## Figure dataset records
* BEGIN *
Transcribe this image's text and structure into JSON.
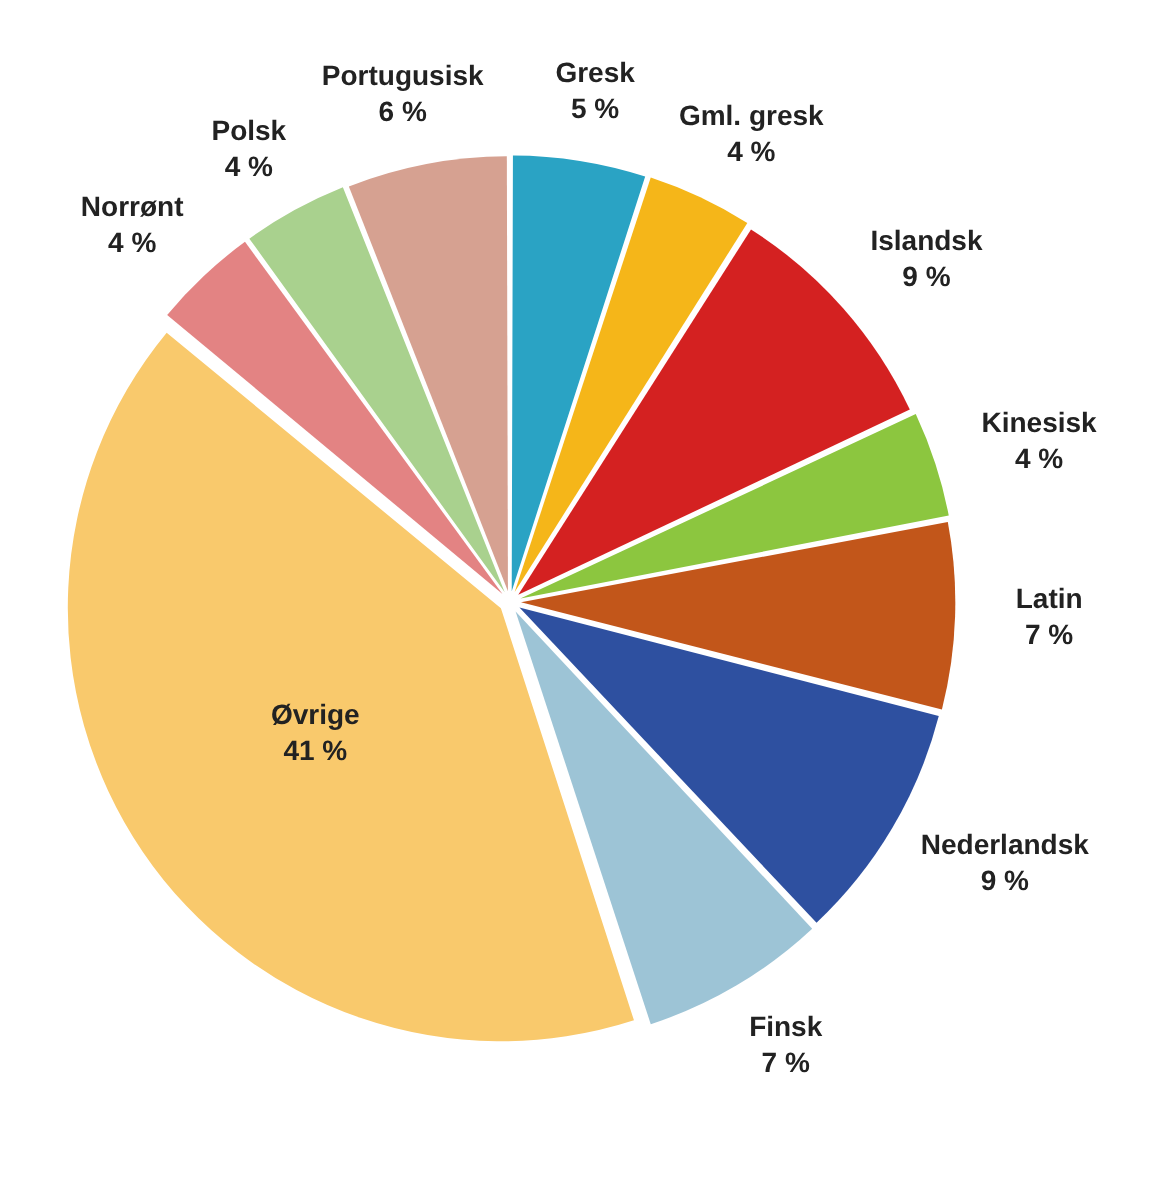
{
  "chart_data": {
    "type": "pie",
    "categories": [
      "Gresk",
      "Gml. gresk",
      "Islandsk",
      "Kinesisk",
      "Latin",
      "Nederlandsk",
      "Finsk",
      "Øvrige",
      "Norrønt",
      "Polsk",
      "Portugusisk"
    ],
    "values": [
      5,
      4,
      9,
      4,
      7,
      9,
      7,
      41,
      4,
      4,
      6
    ],
    "value_labels": [
      "5 %",
      "4 %",
      "9 %",
      "4 %",
      "7 %",
      "9 %",
      "7 %",
      "41 %",
      "4 %",
      "4 %",
      "6 %"
    ],
    "colors": [
      "#2aa3c4",
      "#f5b619",
      "#d42121",
      "#8cc63f",
      "#c2561a",
      "#2e50a0",
      "#9dc4d6",
      "#f9c96c",
      "#e38383",
      "#a9d18e",
      "#d6a191"
    ],
    "legend": false
  }
}
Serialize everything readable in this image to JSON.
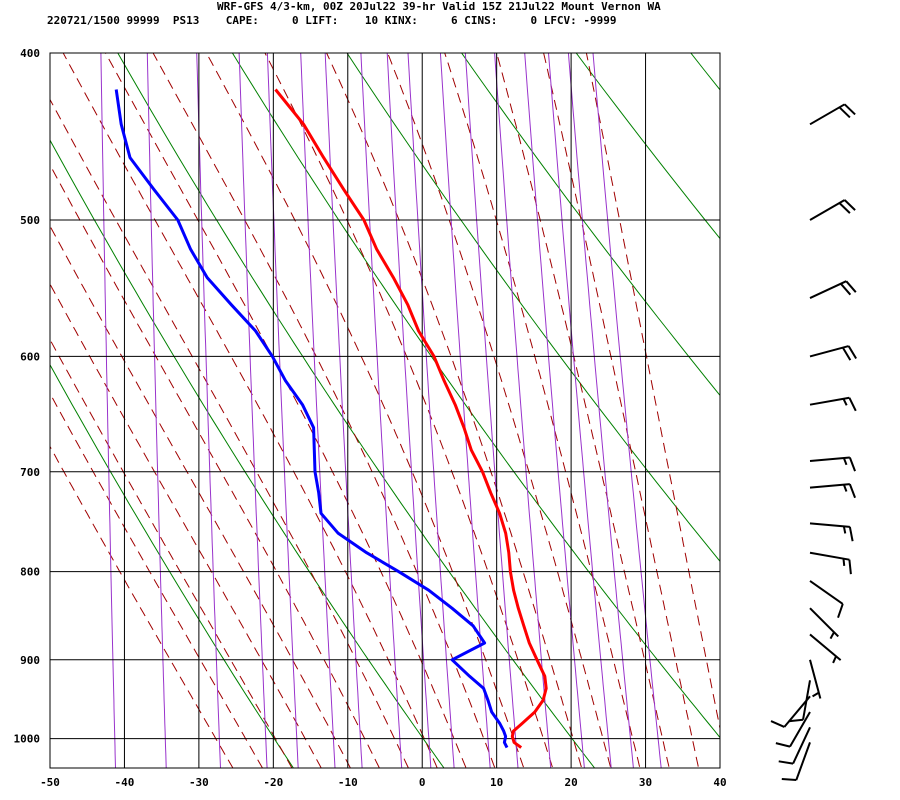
{
  "header": {
    "line1": "WRF-GFS 4/3-km, 00Z 20Jul22 39-hr Valid 15Z 21Jul22 Mount Vernon WA",
    "line2": "220721/1500 99999  PS13    CAPE:     0 LIFT:    10 KINX:     6 CINS:     0 LFCV: -9999"
  },
  "chart_data": {
    "type": "line",
    "subtype": "skew-t log-p sounding",
    "title": "WRF-GFS 4/3-km, 00Z 20Jul22 39-hr Valid 15Z 21Jul22 Mount Vernon WA",
    "xlabel": "",
    "ylabel": "",
    "x_ticks": [
      -50,
      -40,
      -30,
      -20,
      -10,
      0,
      10,
      20,
      30,
      40
    ],
    "y_ticks": [
      400,
      500,
      600,
      700,
      800,
      900,
      1000
    ],
    "y_scale": "log",
    "xlim": [
      -50,
      40
    ],
    "ylim": [
      1040,
      400
    ],
    "grid": true,
    "colors": {
      "temperature": "#ff0000",
      "dewpoint": "#0000ff",
      "dry_adiabat": "#008000",
      "moist_adiabat": "#a00000",
      "mixing_ratio": "#9933cc",
      "grid": "#000000"
    },
    "series": [
      {
        "color": "#ff0000",
        "points": [
          [
            1012,
            13.1
          ],
          [
            1005,
            12.1
          ],
          [
            997,
            11.8
          ],
          [
            990,
            11.9
          ],
          [
            980,
            13.0
          ],
          [
            965,
            14.6
          ],
          [
            950,
            15.6
          ],
          [
            935,
            15.9
          ],
          [
            920,
            15.6
          ],
          [
            900,
            14.4
          ],
          [
            880,
            13.2
          ],
          [
            860,
            12.3
          ],
          [
            840,
            11.4
          ],
          [
            820,
            10.6
          ],
          [
            800,
            10.0
          ],
          [
            780,
            9.6
          ],
          [
            760,
            9.0
          ],
          [
            740,
            8.0
          ],
          [
            720,
            6.6
          ],
          [
            700,
            5.3
          ],
          [
            680,
            3.6
          ],
          [
            660,
            2.4
          ],
          [
            640,
            1.0
          ],
          [
            620,
            -0.7
          ],
          [
            600,
            -2.3
          ],
          [
            580,
            -4.6
          ],
          [
            560,
            -6.3
          ],
          [
            540,
            -8.5
          ],
          [
            520,
            -11.0
          ],
          [
            500,
            -13.0
          ],
          [
            480,
            -16.0
          ],
          [
            460,
            -19.0
          ],
          [
            440,
            -22.0
          ],
          [
            420,
            -26.1
          ]
        ]
      },
      {
        "color": "#0000ff",
        "points": [
          [
            1012,
            11.2
          ],
          [
            1005,
            10.8
          ],
          [
            997,
            10.9
          ],
          [
            990,
            10.6
          ],
          [
            980,
            10.0
          ],
          [
            965,
            8.8
          ],
          [
            950,
            8.2
          ],
          [
            935,
            7.5
          ],
          [
            920,
            5.5
          ],
          [
            900,
            3.0
          ],
          [
            880,
            7.2
          ],
          [
            860,
            5.5
          ],
          [
            840,
            2.5
          ],
          [
            820,
            -0.8
          ],
          [
            800,
            -5.0
          ],
          [
            780,
            -9.5
          ],
          [
            760,
            -13.5
          ],
          [
            740,
            -16.0
          ],
          [
            720,
            -16.5
          ],
          [
            700,
            -17.2
          ],
          [
            680,
            -17.5
          ],
          [
            660,
            -17.8
          ],
          [
            640,
            -19.5
          ],
          [
            620,
            -22.0
          ],
          [
            600,
            -24.0
          ],
          [
            580,
            -26.5
          ],
          [
            560,
            -30.0
          ],
          [
            540,
            -33.5
          ],
          [
            520,
            -36.0
          ],
          [
            500,
            -38.0
          ],
          [
            480,
            -41.5
          ],
          [
            460,
            -45.0
          ],
          [
            440,
            -46.5
          ],
          [
            420,
            -47.5
          ]
        ]
      }
    ],
    "wind_barbs": [
      {
        "p": 1005,
        "dir": 200,
        "spd": 10
      },
      {
        "p": 985,
        "dir": 205,
        "spd": 10
      },
      {
        "p": 965,
        "dir": 210,
        "spd": 10
      },
      {
        "p": 945,
        "dir": 220,
        "spd": 10
      },
      {
        "p": 925,
        "dir": 190,
        "spd": 10
      },
      {
        "p": 900,
        "dir": 165,
        "spd": 5
      },
      {
        "p": 870,
        "dir": 130,
        "spd": 5
      },
      {
        "p": 840,
        "dir": 135,
        "spd": 5
      },
      {
        "p": 810,
        "dir": 125,
        "spd": 10
      },
      {
        "p": 780,
        "dir": 100,
        "spd": 15
      },
      {
        "p": 750,
        "dir": 95,
        "spd": 15
      },
      {
        "p": 715,
        "dir": 85,
        "spd": 15
      },
      {
        "p": 690,
        "dir": 85,
        "spd": 15
      },
      {
        "p": 640,
        "dir": 80,
        "spd": 15
      },
      {
        "p": 600,
        "dir": 75,
        "spd": 20
      },
      {
        "p": 555,
        "dir": 65,
        "spd": 20
      },
      {
        "p": 500,
        "dir": 60,
        "spd": 20
      },
      {
        "p": 440,
        "dir": 60,
        "spd": 20
      }
    ]
  }
}
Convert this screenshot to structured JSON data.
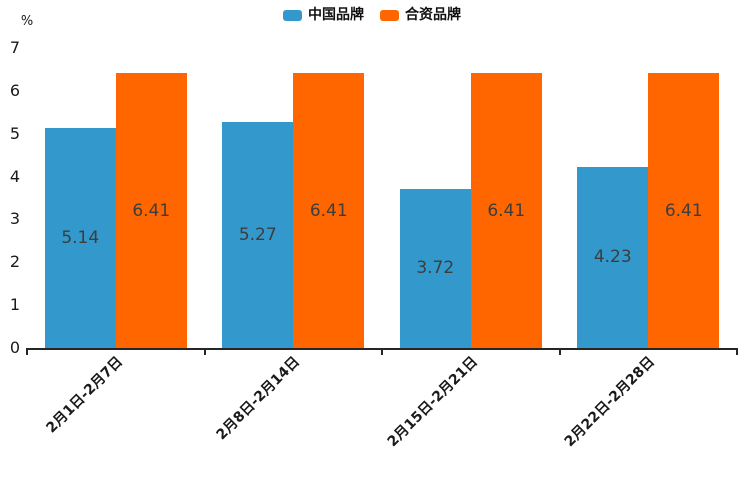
{
  "chart_data": {
    "type": "bar",
    "title": "",
    "xlabel": "",
    "ylabel": "%",
    "ylim": [
      0,
      7
    ],
    "yticks": [
      0,
      1,
      2,
      3,
      4,
      5,
      6,
      7
    ],
    "grid": false,
    "legend_position": "top-center",
    "value_labels": "inside-center",
    "categories": [
      "2月1日-2月7日",
      "2月8日-2月14日",
      "2月15日-2月21日",
      "2月22日-2月28日"
    ],
    "series": [
      {
        "name": "中国品牌",
        "color": "#3398cc",
        "values": [
          5.14,
          5.27,
          3.72,
          4.23
        ]
      },
      {
        "name": "合资品牌",
        "color": "#ff6600",
        "values": [
          6.41,
          6.41,
          6.41,
          6.41
        ]
      }
    ],
    "colors": {
      "axis": "#262626",
      "value_label": "#3d3d3d",
      "tick_label": "#1a1a1a"
    }
  }
}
* END *
## Stated goal
Pictures stay out; repeat all the rest of the records exactly.

## Response to this exercise
Transcribe this image's text and structure into JSON.
{
  "chart_data": {
    "type": "pie",
    "categories": [
      "Gresk",
      "Gml. gresk",
      "Islandsk",
      "Kinesisk",
      "Latin",
      "Nederlandsk",
      "Finsk",
      "Øvrige",
      "Norrønt",
      "Polsk",
      "Portugusisk"
    ],
    "values": [
      5,
      4,
      9,
      4,
      7,
      9,
      7,
      41,
      4,
      4,
      6
    ],
    "value_labels": [
      "5 %",
      "4 %",
      "9 %",
      "4 %",
      "7 %",
      "9 %",
      "7 %",
      "41 %",
      "4 %",
      "4 %",
      "6 %"
    ],
    "colors": [
      "#2aa3c4",
      "#f5b619",
      "#d42121",
      "#8cc63f",
      "#c2561a",
      "#2e50a0",
      "#9dc4d6",
      "#f9c96c",
      "#e38383",
      "#a9d18e",
      "#d6a191"
    ],
    "legend": false
  }
}
Serialize everything readable in this image to JSON.
{
  "header": {
    "line1": "WRF-GFS 4/3-km, 00Z 20Jul22 39-hr Valid 15Z 21Jul22 Mount Vernon WA",
    "line2": "220721/1500 99999  PS13    CAPE:     0 LIFT:    10 KINX:     6 CINS:     0 LFCV: -9999"
  },
  "chart_data": {
    "type": "line",
    "subtype": "skew-t log-p sounding",
    "title": "WRF-GFS 4/3-km, 00Z 20Jul22 39-hr Valid 15Z 21Jul22 Mount Vernon WA",
    "xlabel": "",
    "ylabel": "",
    "x_ticks": [
      -50,
      -40,
      -30,
      -20,
      -10,
      0,
      10,
      20,
      30,
      40
    ],
    "y_ticks": [
      400,
      500,
      600,
      700,
      800,
      900,
      1000
    ],
    "y_scale": "log",
    "xlim": [
      -50,
      40
    ],
    "ylim": [
      1040,
      400
    ],
    "grid": true,
    "colors": {
      "temperature": "#ff0000",
      "dewpoint": "#0000ff",
      "dry_adiabat": "#008000",
      "moist_adiabat": "#a00000",
      "mixing_ratio": "#9933cc",
      "grid": "#000000"
    },
    "series": [
      {
        "color": "#ff0000",
        "points": [
          [
            1012,
            13.1
          ],
          [
            1005,
            12.1
          ],
          [
            997,
            11.8
          ],
          [
            990,
            11.9
          ],
          [
            980,
            13.0
          ],
          [
            965,
            14.6
          ],
          [
            950,
            15.6
          ],
          [
            935,
            15.9
          ],
          [
            920,
            15.6
          ],
          [
            900,
            14.4
          ],
          [
            880,
            13.2
          ],
          [
            860,
            12.3
          ],
          [
            840,
            11.4
          ],
          [
            820,
            10.6
          ],
          [
            800,
            10.0
          ],
          [
            780,
            9.6
          ],
          [
            760,
            9.0
          ],
          [
            740,
            8.0
          ],
          [
            720,
            6.6
          ],
          [
            700,
            5.3
          ],
          [
            680,
            3.6
          ],
          [
            660,
            2.4
          ],
          [
            640,
            1.0
          ],
          [
            620,
            -0.7
          ],
          [
            600,
            -2.3
          ],
          [
            580,
            -4.6
          ],
          [
            560,
            -6.3
          ],
          [
            540,
            -8.5
          ],
          [
            520,
            -11.0
          ],
          [
            500,
            -13.0
          ],
          [
            480,
            -16.0
          ],
          [
            460,
            -19.0
          ],
          [
            440,
            -22.0
          ],
          [
            420,
            -26.1
          ]
        ]
      },
      {
        "color": "#0000ff",
        "points": [
          [
            1012,
            11.2
          ],
          [
            1005,
            10.8
          ],
          [
            997,
            10.9
          ],
          [
            990,
            10.6
          ],
          [
            980,
            10.0
          ],
          [
            965,
            8.8
          ],
          [
            950,
            8.2
          ],
          [
            935,
            7.5
          ],
          [
            920,
            5.5
          ],
          [
            900,
            3.0
          ],
          [
            880,
            7.2
          ],
          [
            860,
            5.5
          ],
          [
            840,
            2.5
          ],
          [
            820,
            -0.8
          ],
          [
            800,
            -5.0
          ],
          [
            780,
            -9.5
          ],
          [
            760,
            -13.5
          ],
          [
            740,
            -16.0
          ],
          [
            720,
            -16.5
          ],
          [
            700,
            -17.2
          ],
          [
            680,
            -17.5
          ],
          [
            660,
            -17.8
          ],
          [
            640,
            -19.5
          ],
          [
            620,
            -22.0
          ],
          [
            600,
            -24.0
          ],
          [
            580,
            -26.5
          ],
          [
            560,
            -30.0
          ],
          [
            540,
            -33.5
          ],
          [
            520,
            -36.0
          ],
          [
            500,
            -38.0
          ],
          [
            480,
            -41.5
          ],
          [
            460,
            -45.0
          ],
          [
            440,
            -46.5
          ],
          [
            420,
            -47.5
          ]
        ]
      }
    ],
    "wind_barbs": [
      {
        "p": 1005,
        "dir": 200,
        "spd": 10
      },
      {
        "p": 985,
        "dir": 205,
        "spd": 10
      },
      {
        "p": 965,
        "dir": 210,
        "spd": 10
      },
      {
        "p": 945,
        "dir": 220,
        "spd": 10
      },
      {
        "p": 925,
        "dir": 190,
        "spd": 10
      },
      {
        "p": 900,
        "dir": 165,
        "spd": 5
      },
      {
        "p": 870,
        "dir": 130,
        "spd": 5
      },
      {
        "p": 840,
        "dir": 135,
        "spd": 5
      },
      {
        "p": 810,
        "dir": 125,
        "spd": 10
      },
      {
        "p": 780,
        "dir": 100,
        "spd": 15
      },
      {
        "p": 750,
        "dir": 95,
        "spd": 15
      },
      {
        "p": 715,
        "dir": 85,
        "spd": 15
      },
      {
        "p": 690,
        "dir": 85,
        "spd": 15
      },
      {
        "p": 640,
        "dir": 80,
        "spd": 15
      },
      {
        "p": 600,
        "dir": 75,
        "spd": 20
      },
      {
        "p": 555,
        "dir": 65,
        "spd": 20
      },
      {
        "p": 500,
        "dir": 60,
        "spd": 20
      },
      {
        "p": 440,
        "dir": 60,
        "spd": 20
      }
    ]
  }
}
Convert this screenshot to structured JSON data.
{
  "chart_data": {
    "type": "bar",
    "title": "",
    "xlabel": "",
    "ylabel": "%",
    "ylim": [
      0,
      7
    ],
    "yticks": [
      0,
      1,
      2,
      3,
      4,
      5,
      6,
      7
    ],
    "grid": false,
    "legend_position": "top-center",
    "value_labels": "inside-center",
    "categories": [
      "2月1日-2月7日",
      "2月8日-2月14日",
      "2月15日-2月21日",
      "2月22日-2月28日"
    ],
    "series": [
      {
        "name": "中国品牌",
        "color": "#3398cc",
        "values": [
          5.14,
          5.27,
          3.72,
          4.23
        ]
      },
      {
        "name": "合资品牌",
        "color": "#ff6600",
        "values": [
          6.41,
          6.41,
          6.41,
          6.41
        ]
      }
    ],
    "colors": {
      "axis": "#262626",
      "value_label": "#3d3d3d",
      "tick_label": "#1a1a1a"
    }
  }
}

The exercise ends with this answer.